> WHAT TO WORK ON
Reproduce the following lines word for word, leaving out the pictures.

(Image-based layout entries)
::::::::::

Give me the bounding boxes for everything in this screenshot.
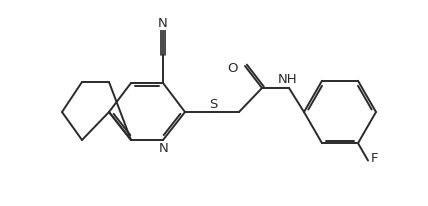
Text: S: S xyxy=(209,97,217,110)
Text: NH: NH xyxy=(278,73,298,85)
Text: N: N xyxy=(159,142,169,154)
Text: N: N xyxy=(158,16,168,29)
Text: O: O xyxy=(228,62,238,75)
Text: F: F xyxy=(371,152,379,165)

::::::::::

> RESULT OF THE TASK
Give me the bounding boxes for everything in this screenshot.
Text: S: S xyxy=(209,97,217,110)
Text: NH: NH xyxy=(278,73,298,85)
Text: N: N xyxy=(159,142,169,154)
Text: N: N xyxy=(158,16,168,29)
Text: O: O xyxy=(228,62,238,75)
Text: F: F xyxy=(371,152,379,165)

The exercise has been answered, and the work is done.